— START Excerpted text —

CLOCK UNIT
Below is a snapshot of the clock unit designed in Lab1. It consists of a standard LogicWorks clock unit producing a high signal of 10 and a low signal of 240 units of time, extended into a chain of seven buffers each of delay 30. This way we can produce the proper pattern of subcycles as pictured in the time graph below.
GENERIC 12-BIT REGISTER (MAR)
The next item that needs to be constructed is a generic 12-bit register with a 3-state SEND line. While LogicWorks does not have a handy one, one can easily be constructed with the available pieces as follows:
This generic 12-bit register wears many hats, such as MAR (Memory Address Register) and PC (Program Counter). We need to create a system where during the clock's first subcycle (SC0) PC passes its contents to MAR. Up until this point, we do not need them to be different from each other. That is, we just need two 12-bit registers to pass information from one to the other via the 16-bit bus when the clock ticks. However, as the main program counter, the PC has to have some added functionality. We must add to it the ability to increment its information with each clock tick. Specifically, we want PC to increment its contents by 1 on the clock subcycle immediately following the passing of the information to the MAR, i.e. SC1, or the second subcycle.
To do this, we need to construct a PC+1 register. Obviously, it will be based on the generic 12-bit register (PC), but the functionality we need from the PC+1 means we have to add some pieces to it. Before we get to the point where we can offload the incrementing portion of this to the ALU (to be constructed much later), we can use something more basic to perform this for us. A full adder comes to mind. We can construct a full adder from several half-adders, as follows:
BASIC HALF-ADDER
COMBINING 12 HALF-ADDER DEVICES
We want the generic 12-bit register at the core of this PC+1 device to be able to send out its information (but only at our behest) as well as to loop its own information back to itself (incremented by 1). We therefore need to wire the output of the 12-bit to a 3-state buffer that holds it until we say SEND. Meanwhile, we split the output lines of the generic register to go to our full adder, which will take the 12 bits of information, add 1 to it, and send it back to the 12-bit register via some MUX devices.

— END Excerpted text —

> **Problem 1**
Copy the records verbatim, starting with their first line and ending after the line that contains "value-cell: 82 (235, 194, 245, 205)".
> **Problem 2**
Extend the write-up on building the clock unit, 12-bit register and PC+1 device past its last sentence.

— START Data extract —

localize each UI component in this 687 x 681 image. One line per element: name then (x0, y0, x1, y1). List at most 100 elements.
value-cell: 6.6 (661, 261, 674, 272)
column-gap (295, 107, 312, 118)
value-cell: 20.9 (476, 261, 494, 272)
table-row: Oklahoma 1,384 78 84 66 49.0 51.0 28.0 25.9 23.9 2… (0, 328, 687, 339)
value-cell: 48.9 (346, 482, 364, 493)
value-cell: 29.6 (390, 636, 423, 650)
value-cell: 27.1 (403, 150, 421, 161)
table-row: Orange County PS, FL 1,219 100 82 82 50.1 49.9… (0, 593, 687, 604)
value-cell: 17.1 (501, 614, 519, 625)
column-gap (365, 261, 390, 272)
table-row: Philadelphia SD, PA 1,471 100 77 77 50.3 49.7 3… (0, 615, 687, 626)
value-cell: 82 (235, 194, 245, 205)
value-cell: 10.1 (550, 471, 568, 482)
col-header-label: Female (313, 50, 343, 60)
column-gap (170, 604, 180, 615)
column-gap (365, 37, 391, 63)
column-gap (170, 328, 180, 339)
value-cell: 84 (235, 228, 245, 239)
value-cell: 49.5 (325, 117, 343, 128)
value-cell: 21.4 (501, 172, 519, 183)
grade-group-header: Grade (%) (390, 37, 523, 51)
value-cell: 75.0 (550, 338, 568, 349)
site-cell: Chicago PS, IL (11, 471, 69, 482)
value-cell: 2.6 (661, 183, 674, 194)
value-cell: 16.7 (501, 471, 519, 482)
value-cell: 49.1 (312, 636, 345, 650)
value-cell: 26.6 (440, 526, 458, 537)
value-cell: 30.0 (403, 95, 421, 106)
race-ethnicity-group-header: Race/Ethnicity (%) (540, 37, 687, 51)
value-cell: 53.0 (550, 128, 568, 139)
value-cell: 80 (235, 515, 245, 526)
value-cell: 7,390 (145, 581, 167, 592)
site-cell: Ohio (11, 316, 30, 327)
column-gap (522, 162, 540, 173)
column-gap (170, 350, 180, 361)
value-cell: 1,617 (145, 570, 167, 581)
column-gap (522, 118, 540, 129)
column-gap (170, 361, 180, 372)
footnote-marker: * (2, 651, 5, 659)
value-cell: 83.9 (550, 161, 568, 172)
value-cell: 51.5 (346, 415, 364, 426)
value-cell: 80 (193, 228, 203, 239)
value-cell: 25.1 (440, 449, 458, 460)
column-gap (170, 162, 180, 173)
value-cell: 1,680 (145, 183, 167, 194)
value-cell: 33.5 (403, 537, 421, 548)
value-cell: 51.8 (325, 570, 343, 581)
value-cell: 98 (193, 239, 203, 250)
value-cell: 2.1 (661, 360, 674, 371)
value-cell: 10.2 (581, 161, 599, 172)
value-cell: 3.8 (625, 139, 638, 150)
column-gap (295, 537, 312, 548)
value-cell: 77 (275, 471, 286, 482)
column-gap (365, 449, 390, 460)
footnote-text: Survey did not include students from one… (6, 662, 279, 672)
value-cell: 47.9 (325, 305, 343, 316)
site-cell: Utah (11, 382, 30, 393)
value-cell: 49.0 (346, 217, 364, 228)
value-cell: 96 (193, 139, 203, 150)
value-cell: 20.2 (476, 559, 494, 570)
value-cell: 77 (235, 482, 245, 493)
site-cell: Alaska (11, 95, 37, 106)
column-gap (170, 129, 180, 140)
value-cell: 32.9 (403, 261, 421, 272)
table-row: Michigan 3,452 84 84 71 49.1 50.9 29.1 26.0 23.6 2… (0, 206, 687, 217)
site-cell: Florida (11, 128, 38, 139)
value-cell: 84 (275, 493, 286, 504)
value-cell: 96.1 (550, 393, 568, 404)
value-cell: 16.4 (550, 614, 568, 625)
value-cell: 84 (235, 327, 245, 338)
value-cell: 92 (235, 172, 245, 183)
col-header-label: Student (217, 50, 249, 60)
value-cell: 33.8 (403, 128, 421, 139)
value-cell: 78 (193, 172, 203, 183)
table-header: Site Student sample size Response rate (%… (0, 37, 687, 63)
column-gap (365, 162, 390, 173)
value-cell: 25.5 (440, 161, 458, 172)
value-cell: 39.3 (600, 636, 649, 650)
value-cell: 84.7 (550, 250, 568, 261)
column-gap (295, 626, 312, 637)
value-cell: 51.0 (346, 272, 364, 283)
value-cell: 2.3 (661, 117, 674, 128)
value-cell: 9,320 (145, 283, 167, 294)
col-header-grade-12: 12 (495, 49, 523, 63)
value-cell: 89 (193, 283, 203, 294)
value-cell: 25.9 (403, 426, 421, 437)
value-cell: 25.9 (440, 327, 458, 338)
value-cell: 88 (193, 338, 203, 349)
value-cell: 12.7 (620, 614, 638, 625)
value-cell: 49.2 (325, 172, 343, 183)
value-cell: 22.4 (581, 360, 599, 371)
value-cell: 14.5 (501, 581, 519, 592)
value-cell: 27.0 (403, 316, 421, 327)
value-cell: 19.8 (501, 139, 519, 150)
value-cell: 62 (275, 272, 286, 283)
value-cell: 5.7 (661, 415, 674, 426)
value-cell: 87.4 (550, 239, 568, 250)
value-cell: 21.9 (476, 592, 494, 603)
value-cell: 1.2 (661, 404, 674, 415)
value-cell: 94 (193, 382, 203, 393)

— END Data extract —

> **Written response 1**
localize each UI component in this 687 x 681 image. One line per element: name then (x0, y0, x1, y1). List at most 100 elements.
value-cell: 6.6 (661, 261, 674, 272)
column-gap (295, 107, 312, 118)
value-cell: 20.9 (476, 261, 494, 272)
table-row: Oklahoma 1,384 78 84 66 49.0 51.0 28.0 25.9 23.9 2… (0, 328, 687, 339)
value-cell: 48.9 (346, 482, 364, 493)
value-cell: 29.6 (390, 636, 423, 650)
value-cell: 27.1 (403, 150, 421, 161)
table-row: Orange County PS, FL 1,219 100 82 82 50.1 49.9… (0, 593, 687, 604)
value-cell: 17.1 (501, 614, 519, 625)
column-gap (365, 261, 390, 272)
table-row: Philadelphia SD, PA 1,471 100 77 77 50.3 49.7 3… (0, 615, 687, 626)
value-cell: 82 (235, 194, 245, 205)

> **Written response 2**
Thus modified, the register can accept an ADD1 command. When the mysteriously named MUX_S0 line receives a signal, the internal 12-bit register is incremented by 1, as is the overall Program Counter device. We represent this as:
PC=PC+1
We will call this configuration of PC+1 and MAR (connected via a 16-bit bus) our SKELETAL PROCESSOR. (PC -> MAR will occur at subcycle 0.)
In order to upgrade our skeletal processor, we need to create a basic 16-bit register we will call IR, or Instruction Register:
Now we can create a PROM, or Programmable Read-Only Memory device. A PROM can be created and recreated to store a sequence of commands to be executed by the processor.
At subcycle 0, the PCA device sends information to the bus, and a magical 3 time units' delay later, the same subcycle causes the MAR to store (LOAD) this information off the bus. Since the MAR signal is permanently set to 1, this address is passed to the PROM device right away. The PROM is designed to take an address, treat it as a line number or as the number (in sequence) of one of its stored instructions. Therefore, it translates the given address into a corresponding pre-programmed instruction, and then sends it off to the MBR. We wire MBR to receive this info still as part of subcycle 0, but 3 delay units after the MAR device was loaded. This helps assure a proper sequencing pipeline of information being passed:
Another piece we will add to this is the MBR device, which is simply a buffered 16-bit register:
BASIC 16-bit REGISTER WITH LOAD, SEND, CLEAR, AND SEND-INDEPENDENT Q15 OUTPUT LINE
The reasons for providing a send-independent Q15 output line will become clear toward the end of the project.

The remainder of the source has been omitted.